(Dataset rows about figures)
** Start **

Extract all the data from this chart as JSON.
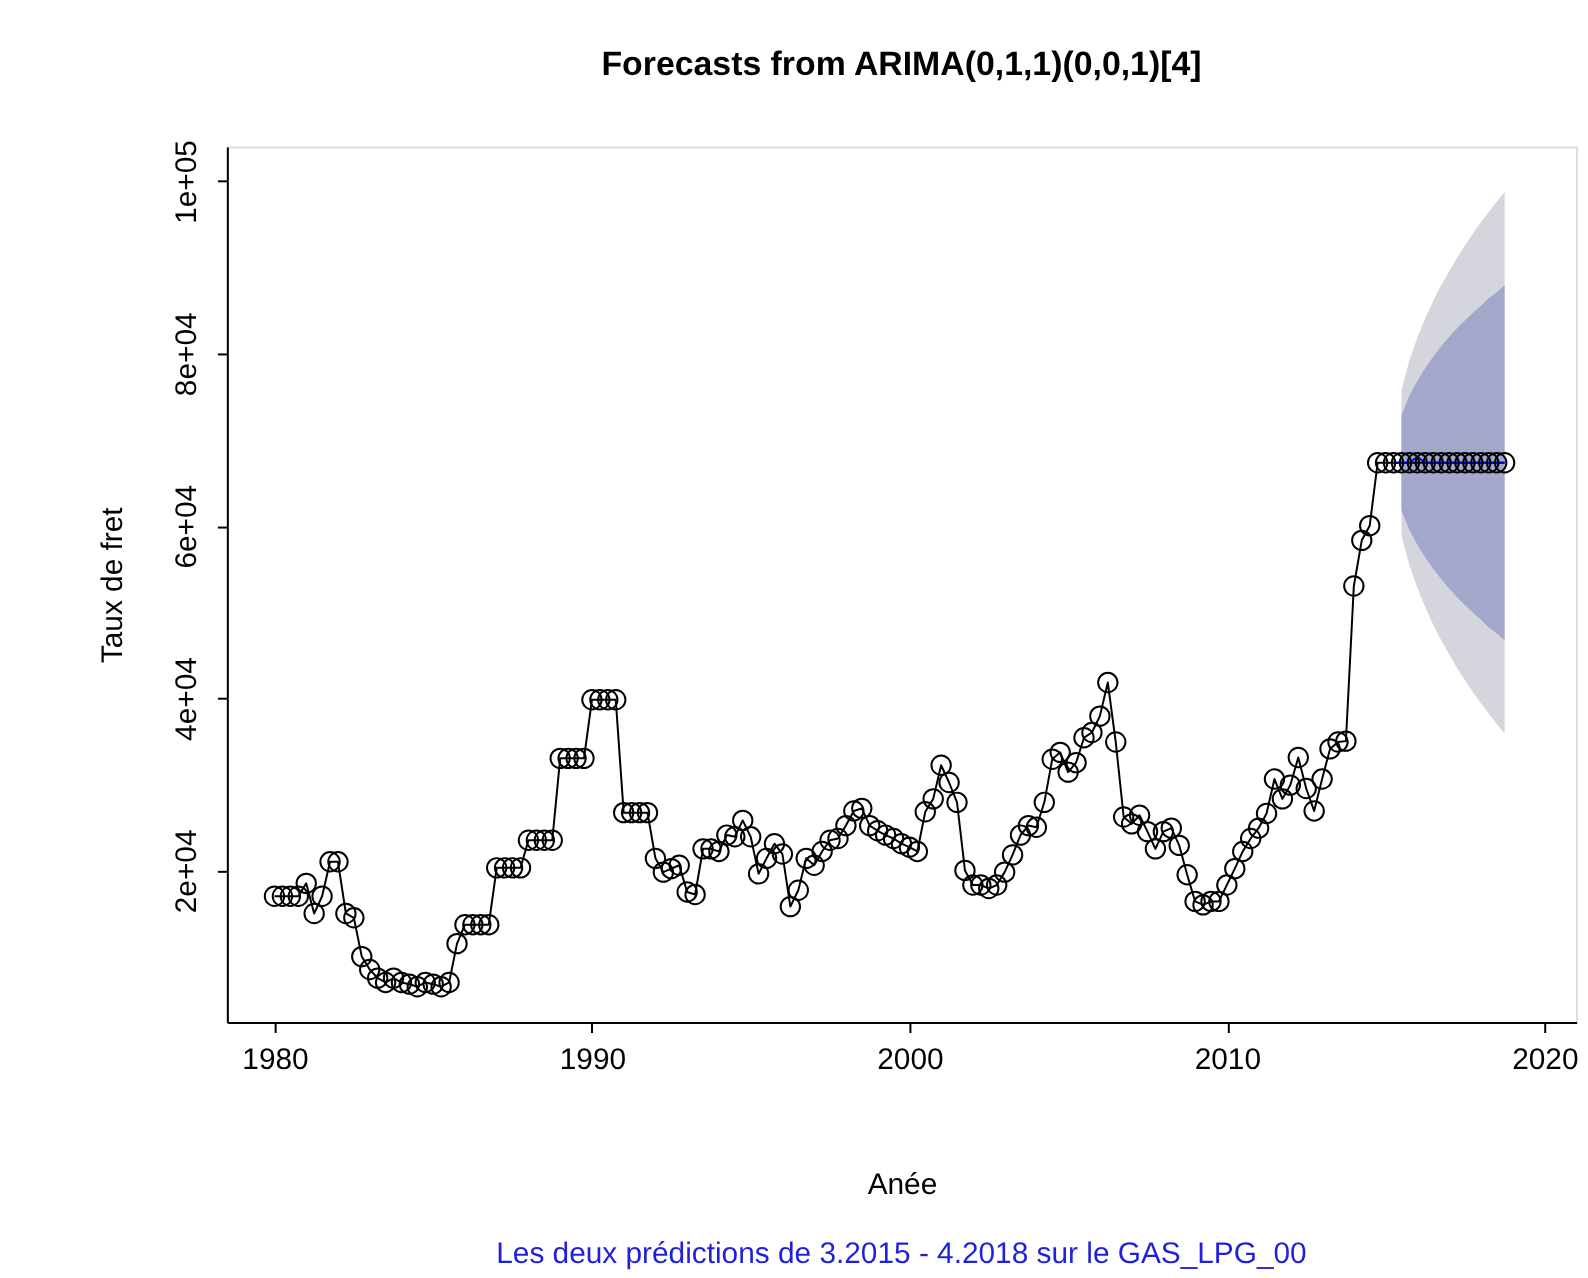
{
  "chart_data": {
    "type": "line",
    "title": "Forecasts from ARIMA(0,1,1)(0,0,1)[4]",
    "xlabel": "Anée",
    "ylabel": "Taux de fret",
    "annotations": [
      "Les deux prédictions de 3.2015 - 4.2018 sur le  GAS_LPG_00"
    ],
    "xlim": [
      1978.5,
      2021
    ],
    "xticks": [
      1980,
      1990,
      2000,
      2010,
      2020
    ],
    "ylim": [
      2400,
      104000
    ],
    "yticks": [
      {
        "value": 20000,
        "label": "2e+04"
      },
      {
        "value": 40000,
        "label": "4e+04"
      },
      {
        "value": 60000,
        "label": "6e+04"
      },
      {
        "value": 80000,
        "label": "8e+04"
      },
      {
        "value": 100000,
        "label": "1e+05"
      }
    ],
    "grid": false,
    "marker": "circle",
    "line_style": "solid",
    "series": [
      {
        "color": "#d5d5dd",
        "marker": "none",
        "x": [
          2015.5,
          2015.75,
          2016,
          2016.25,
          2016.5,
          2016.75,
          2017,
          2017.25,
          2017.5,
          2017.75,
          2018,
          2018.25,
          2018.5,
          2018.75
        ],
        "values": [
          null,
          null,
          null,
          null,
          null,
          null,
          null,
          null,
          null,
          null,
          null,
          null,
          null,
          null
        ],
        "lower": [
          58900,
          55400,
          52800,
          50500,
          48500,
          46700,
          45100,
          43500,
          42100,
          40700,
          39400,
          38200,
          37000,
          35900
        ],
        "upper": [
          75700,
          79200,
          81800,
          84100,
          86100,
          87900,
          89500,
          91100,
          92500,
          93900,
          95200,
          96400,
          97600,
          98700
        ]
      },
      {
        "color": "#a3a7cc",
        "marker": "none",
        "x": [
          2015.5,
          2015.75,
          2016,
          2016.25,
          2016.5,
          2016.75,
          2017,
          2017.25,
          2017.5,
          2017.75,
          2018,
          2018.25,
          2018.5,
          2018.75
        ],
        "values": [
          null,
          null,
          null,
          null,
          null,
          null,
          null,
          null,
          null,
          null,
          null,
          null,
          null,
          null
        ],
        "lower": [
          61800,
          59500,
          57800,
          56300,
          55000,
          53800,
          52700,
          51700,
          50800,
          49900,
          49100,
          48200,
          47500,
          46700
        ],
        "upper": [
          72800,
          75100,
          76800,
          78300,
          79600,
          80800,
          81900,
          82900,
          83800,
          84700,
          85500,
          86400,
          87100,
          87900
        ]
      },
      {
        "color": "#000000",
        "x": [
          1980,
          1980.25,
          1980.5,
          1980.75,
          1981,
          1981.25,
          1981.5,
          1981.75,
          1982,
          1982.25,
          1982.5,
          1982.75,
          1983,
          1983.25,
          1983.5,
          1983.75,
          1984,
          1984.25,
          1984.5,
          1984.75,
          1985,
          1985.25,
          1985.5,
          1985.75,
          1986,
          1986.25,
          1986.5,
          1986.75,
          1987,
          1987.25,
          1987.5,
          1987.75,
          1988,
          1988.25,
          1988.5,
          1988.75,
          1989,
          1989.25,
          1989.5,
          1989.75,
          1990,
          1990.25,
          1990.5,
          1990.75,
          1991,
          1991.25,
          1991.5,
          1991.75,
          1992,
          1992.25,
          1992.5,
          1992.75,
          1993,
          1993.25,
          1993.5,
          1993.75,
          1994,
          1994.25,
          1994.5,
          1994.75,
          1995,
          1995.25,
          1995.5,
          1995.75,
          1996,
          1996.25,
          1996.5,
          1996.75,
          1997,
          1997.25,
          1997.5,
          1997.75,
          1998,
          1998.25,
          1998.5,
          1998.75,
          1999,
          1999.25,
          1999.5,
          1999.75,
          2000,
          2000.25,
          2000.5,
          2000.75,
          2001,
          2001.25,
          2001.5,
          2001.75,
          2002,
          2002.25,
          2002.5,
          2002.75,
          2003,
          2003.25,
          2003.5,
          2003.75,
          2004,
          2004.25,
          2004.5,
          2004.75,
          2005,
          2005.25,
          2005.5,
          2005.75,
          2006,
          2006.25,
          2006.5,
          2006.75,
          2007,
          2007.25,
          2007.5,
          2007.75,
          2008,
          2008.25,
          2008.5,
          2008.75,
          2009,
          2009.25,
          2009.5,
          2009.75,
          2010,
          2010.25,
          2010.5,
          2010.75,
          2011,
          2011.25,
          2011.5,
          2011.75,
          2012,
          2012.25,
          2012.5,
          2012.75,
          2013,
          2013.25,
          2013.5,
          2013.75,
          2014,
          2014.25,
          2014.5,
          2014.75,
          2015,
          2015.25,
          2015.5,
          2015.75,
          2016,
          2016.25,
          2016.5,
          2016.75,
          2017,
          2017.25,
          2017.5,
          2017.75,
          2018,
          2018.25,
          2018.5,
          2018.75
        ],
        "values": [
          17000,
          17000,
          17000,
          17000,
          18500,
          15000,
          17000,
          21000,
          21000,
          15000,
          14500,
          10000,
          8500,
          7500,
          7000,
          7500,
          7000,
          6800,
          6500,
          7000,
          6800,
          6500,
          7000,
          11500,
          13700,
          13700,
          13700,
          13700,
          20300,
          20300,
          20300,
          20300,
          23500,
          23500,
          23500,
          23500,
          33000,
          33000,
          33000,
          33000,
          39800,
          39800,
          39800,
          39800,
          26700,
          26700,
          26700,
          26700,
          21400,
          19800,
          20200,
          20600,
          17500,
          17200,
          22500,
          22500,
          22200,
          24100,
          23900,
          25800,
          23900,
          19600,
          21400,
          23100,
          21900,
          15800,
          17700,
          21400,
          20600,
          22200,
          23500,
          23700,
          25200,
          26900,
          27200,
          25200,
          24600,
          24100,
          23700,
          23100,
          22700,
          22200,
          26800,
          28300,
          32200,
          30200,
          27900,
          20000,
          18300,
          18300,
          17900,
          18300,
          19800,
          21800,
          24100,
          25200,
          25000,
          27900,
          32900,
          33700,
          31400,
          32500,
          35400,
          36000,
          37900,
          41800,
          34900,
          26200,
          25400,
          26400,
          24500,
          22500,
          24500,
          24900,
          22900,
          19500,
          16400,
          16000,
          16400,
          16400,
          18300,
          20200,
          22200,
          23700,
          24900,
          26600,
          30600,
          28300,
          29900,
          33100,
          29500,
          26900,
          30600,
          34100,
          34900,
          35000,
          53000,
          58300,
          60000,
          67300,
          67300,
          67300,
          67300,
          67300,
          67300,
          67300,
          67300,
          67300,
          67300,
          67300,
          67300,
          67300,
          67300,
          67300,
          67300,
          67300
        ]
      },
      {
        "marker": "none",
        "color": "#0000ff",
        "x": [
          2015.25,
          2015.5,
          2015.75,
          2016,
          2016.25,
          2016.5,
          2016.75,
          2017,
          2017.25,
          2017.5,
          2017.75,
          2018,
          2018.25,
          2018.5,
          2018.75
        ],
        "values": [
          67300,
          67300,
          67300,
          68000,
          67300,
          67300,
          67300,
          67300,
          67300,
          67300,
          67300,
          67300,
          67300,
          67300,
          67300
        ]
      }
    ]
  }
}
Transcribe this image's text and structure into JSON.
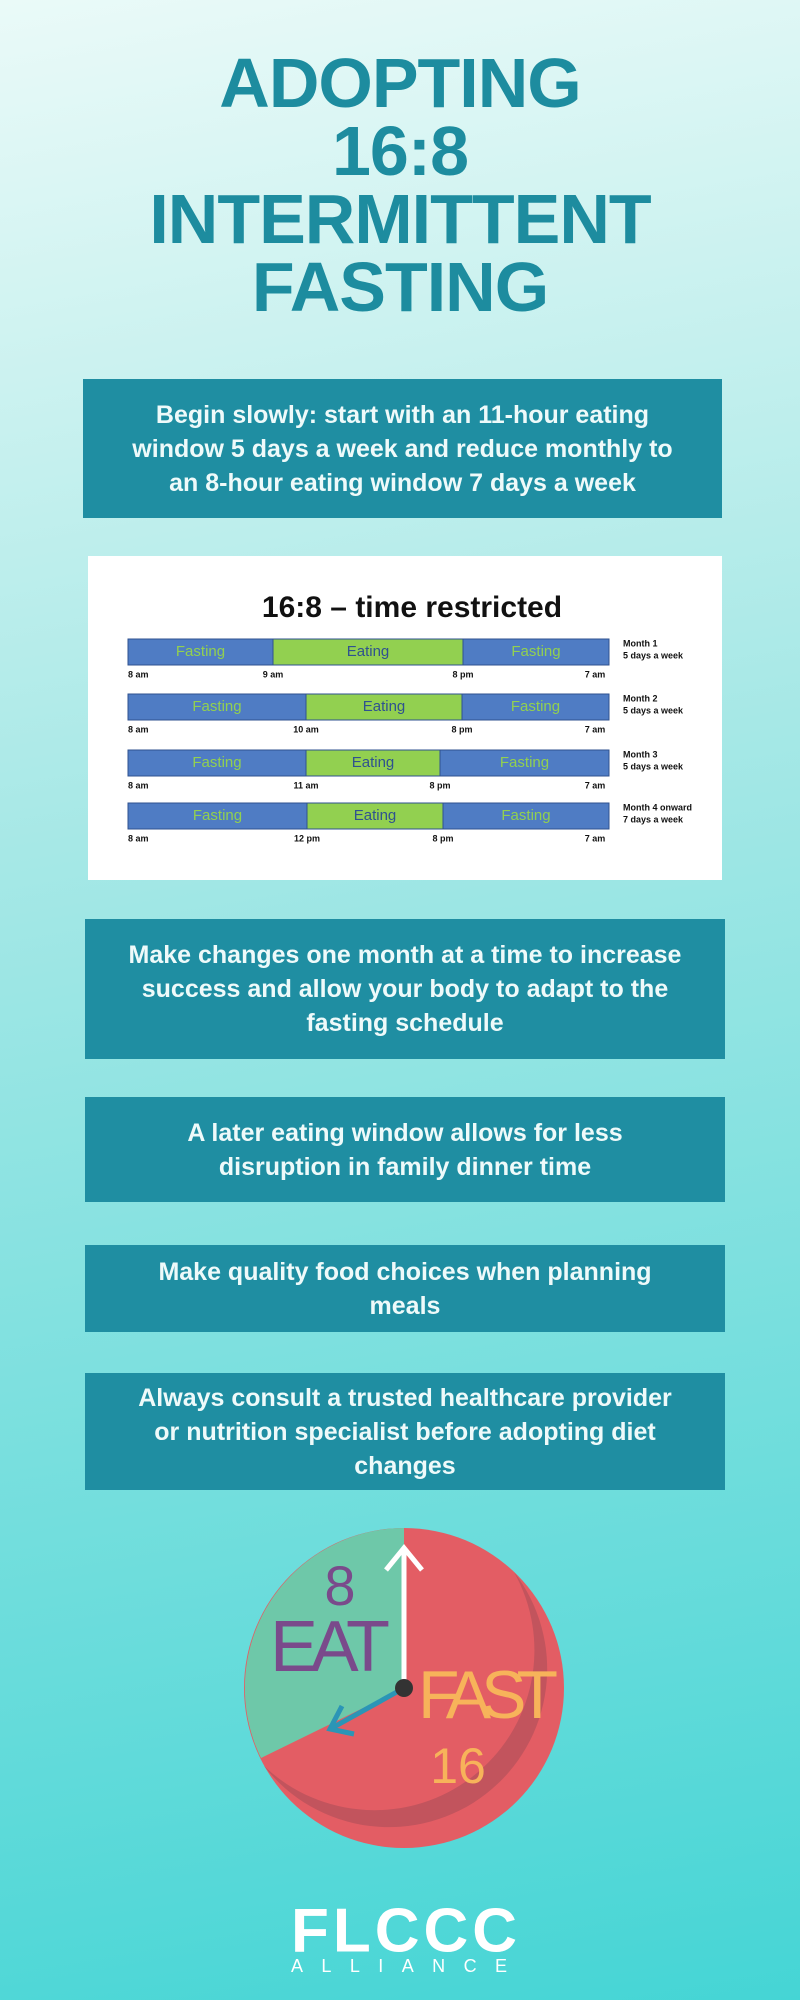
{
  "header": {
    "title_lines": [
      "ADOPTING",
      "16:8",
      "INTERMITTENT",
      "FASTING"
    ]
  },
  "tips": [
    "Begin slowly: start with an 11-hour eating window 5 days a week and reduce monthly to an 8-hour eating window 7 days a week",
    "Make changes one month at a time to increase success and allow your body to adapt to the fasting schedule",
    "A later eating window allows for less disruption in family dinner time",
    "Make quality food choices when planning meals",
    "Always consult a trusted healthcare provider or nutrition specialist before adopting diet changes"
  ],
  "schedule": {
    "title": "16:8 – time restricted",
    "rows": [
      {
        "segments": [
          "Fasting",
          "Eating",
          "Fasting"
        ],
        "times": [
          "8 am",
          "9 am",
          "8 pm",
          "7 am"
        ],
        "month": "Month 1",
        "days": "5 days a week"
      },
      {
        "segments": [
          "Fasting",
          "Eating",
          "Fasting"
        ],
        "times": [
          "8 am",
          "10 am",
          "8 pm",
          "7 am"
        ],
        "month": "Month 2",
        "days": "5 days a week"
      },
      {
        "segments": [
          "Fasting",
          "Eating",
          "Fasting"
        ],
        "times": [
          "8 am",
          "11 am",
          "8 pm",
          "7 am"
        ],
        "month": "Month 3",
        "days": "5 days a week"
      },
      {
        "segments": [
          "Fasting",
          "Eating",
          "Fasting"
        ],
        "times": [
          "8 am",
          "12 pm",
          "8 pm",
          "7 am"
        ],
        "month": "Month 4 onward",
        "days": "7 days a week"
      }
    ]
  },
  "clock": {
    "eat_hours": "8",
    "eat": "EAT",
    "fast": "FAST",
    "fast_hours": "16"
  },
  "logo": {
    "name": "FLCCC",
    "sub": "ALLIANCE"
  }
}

** End **

What the task asks
Wherever "changes" shows up in a line, copy that line.

Answer for the task
    "Make changes one month at a time to increase success and allow your body to adapt to the fasting schedule",
    "Always consult a trusted healthcare provider or nutrition specialist before adopting diet changes"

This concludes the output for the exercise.